Go through the listing below and list every line with "color".

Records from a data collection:
:::::

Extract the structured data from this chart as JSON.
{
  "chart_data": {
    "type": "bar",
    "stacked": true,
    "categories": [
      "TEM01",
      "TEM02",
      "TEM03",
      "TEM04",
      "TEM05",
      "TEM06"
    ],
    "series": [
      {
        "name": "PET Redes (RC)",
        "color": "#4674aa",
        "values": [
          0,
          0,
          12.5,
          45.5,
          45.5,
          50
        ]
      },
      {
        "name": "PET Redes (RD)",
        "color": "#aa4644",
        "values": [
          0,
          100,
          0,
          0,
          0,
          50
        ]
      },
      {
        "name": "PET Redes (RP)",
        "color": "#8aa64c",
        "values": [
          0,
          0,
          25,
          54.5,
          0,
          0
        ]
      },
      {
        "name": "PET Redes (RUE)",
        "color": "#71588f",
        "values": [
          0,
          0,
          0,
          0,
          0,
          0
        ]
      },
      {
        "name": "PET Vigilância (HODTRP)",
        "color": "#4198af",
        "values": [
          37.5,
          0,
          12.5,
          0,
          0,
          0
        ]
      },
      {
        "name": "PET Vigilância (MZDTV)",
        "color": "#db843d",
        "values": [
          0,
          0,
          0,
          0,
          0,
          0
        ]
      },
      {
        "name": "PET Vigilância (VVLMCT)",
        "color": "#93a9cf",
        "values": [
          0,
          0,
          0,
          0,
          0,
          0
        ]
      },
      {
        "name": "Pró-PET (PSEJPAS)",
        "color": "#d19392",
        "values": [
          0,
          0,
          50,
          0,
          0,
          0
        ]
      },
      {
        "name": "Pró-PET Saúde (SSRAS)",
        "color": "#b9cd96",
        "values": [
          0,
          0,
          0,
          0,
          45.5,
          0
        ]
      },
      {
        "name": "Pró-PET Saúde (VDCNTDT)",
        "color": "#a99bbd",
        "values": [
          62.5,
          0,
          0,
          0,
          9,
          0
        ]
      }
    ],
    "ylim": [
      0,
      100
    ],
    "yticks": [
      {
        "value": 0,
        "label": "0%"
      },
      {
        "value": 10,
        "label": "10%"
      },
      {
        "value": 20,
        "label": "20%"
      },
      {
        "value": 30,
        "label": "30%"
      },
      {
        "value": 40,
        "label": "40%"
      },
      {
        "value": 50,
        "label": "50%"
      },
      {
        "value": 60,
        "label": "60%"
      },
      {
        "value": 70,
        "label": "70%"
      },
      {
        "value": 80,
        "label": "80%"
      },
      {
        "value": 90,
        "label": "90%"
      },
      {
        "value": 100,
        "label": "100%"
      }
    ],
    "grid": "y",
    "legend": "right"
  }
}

:::::

Exercise result:
        "color": "#4674aa",
        "color": "#aa4644",
        "color": "#8aa64c",
        "color": "#71588f",
        "color": "#4198af",
        "color": "#db843d",
        "color": "#93a9cf",
        "color": "#d19392",
        "color": "#b9cd96",
        "color": "#a99bbd",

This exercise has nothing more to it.